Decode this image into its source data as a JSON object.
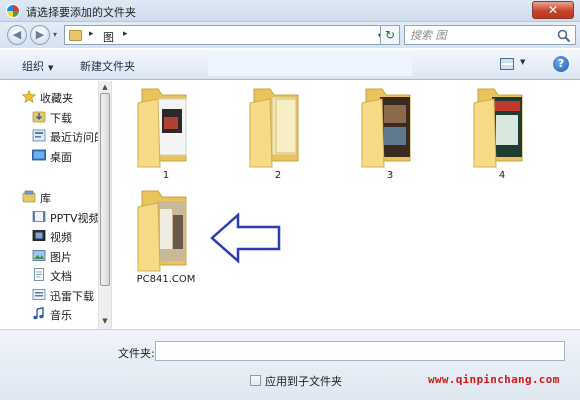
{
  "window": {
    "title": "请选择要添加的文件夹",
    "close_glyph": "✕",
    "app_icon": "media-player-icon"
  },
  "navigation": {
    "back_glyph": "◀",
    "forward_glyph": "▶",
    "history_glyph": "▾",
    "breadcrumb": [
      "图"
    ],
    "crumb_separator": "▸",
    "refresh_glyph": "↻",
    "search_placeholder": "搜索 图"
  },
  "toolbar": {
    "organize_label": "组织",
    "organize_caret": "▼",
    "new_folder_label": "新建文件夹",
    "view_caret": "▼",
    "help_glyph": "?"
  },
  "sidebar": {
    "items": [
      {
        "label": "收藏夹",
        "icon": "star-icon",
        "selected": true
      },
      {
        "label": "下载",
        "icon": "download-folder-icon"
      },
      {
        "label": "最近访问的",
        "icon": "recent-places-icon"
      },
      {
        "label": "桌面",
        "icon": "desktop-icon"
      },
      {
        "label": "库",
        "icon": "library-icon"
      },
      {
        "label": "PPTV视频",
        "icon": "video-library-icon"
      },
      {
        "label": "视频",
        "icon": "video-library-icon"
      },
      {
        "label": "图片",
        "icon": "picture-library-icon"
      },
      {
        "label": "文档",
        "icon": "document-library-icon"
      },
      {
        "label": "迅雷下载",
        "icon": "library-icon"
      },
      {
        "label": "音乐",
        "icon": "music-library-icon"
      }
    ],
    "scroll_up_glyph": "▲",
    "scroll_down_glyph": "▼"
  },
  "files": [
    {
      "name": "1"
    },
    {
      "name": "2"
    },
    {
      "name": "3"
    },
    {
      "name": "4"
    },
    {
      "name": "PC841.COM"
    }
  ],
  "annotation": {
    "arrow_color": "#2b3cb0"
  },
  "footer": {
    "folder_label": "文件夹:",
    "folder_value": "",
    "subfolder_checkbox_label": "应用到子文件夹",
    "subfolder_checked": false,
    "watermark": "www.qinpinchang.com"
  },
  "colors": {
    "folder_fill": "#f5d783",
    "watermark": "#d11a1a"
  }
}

--------------------------------------------------

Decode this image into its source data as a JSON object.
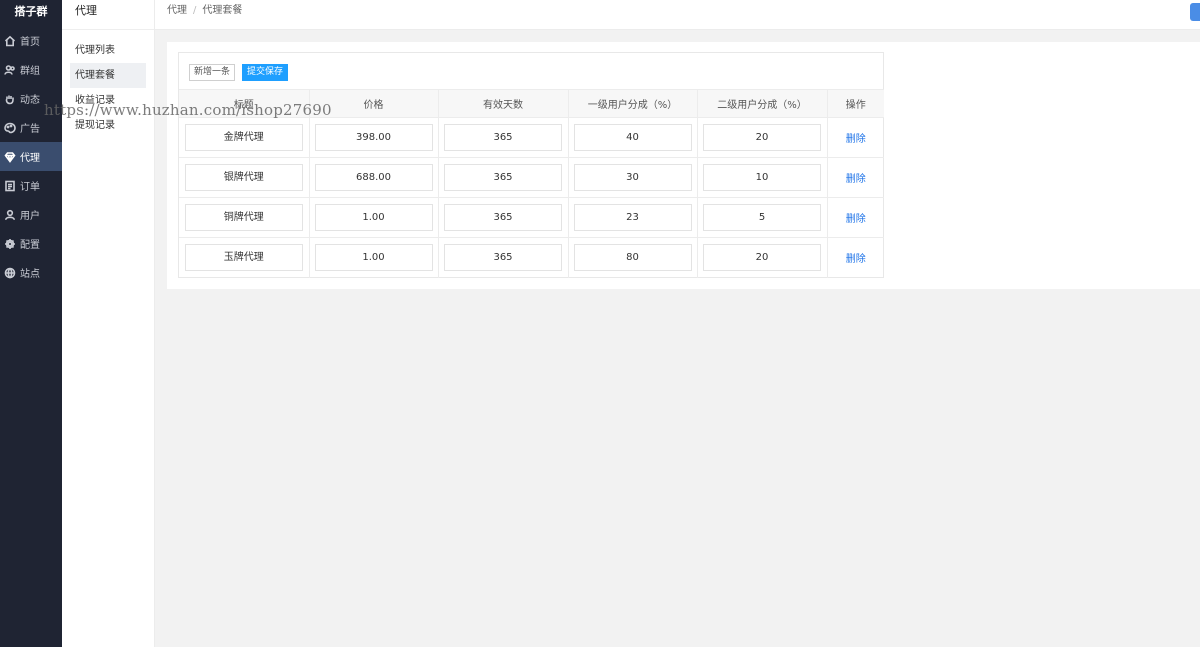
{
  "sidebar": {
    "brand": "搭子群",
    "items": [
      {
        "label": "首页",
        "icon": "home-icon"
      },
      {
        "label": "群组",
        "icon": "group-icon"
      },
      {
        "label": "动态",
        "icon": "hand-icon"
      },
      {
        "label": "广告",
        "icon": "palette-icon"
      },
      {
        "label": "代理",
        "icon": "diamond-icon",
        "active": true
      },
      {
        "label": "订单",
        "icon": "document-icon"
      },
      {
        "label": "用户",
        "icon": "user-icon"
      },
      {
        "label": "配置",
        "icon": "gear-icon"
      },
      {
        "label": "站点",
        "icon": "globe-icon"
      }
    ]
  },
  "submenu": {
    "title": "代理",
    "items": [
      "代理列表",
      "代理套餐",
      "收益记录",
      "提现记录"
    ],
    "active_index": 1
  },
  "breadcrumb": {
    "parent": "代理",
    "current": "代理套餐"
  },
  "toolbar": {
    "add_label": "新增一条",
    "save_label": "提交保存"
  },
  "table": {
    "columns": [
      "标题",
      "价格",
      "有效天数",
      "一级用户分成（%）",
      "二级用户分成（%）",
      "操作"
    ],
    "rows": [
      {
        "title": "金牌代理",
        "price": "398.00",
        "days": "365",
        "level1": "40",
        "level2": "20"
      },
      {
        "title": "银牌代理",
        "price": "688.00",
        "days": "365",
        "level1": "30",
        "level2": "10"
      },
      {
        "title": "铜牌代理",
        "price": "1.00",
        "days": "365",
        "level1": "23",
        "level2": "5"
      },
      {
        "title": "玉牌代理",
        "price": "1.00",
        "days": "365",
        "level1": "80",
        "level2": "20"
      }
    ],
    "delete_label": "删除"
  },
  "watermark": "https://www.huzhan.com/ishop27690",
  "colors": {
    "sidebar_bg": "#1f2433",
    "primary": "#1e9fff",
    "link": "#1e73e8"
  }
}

--------------------------------------------------

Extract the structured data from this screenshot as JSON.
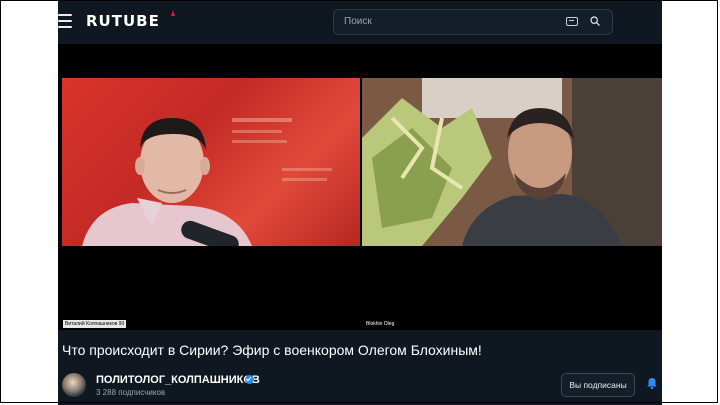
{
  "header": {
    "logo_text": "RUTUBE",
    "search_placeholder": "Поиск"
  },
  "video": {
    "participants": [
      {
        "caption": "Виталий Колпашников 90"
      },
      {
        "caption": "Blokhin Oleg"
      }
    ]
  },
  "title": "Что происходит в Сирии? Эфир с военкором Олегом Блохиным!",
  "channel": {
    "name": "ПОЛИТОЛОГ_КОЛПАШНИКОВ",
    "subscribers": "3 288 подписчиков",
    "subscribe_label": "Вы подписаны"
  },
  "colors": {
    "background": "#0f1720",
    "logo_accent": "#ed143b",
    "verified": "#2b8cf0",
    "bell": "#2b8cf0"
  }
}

--------------------------------------------------

__WHAT THE TASK REQUIRES__. Search the data for "title". Copy every matching line.

__THE OUTPUT__.
    "title": "请选择要添加的文件夹",
    "title": "代理",
        "title": "金牌代理",
        "title": "银牌代理",
        "title": "铜牌代理",
        "title": "玉牌代理",
  "title": "Что происходит в Сирии? Эфир с военкором Олегом Блохиным!",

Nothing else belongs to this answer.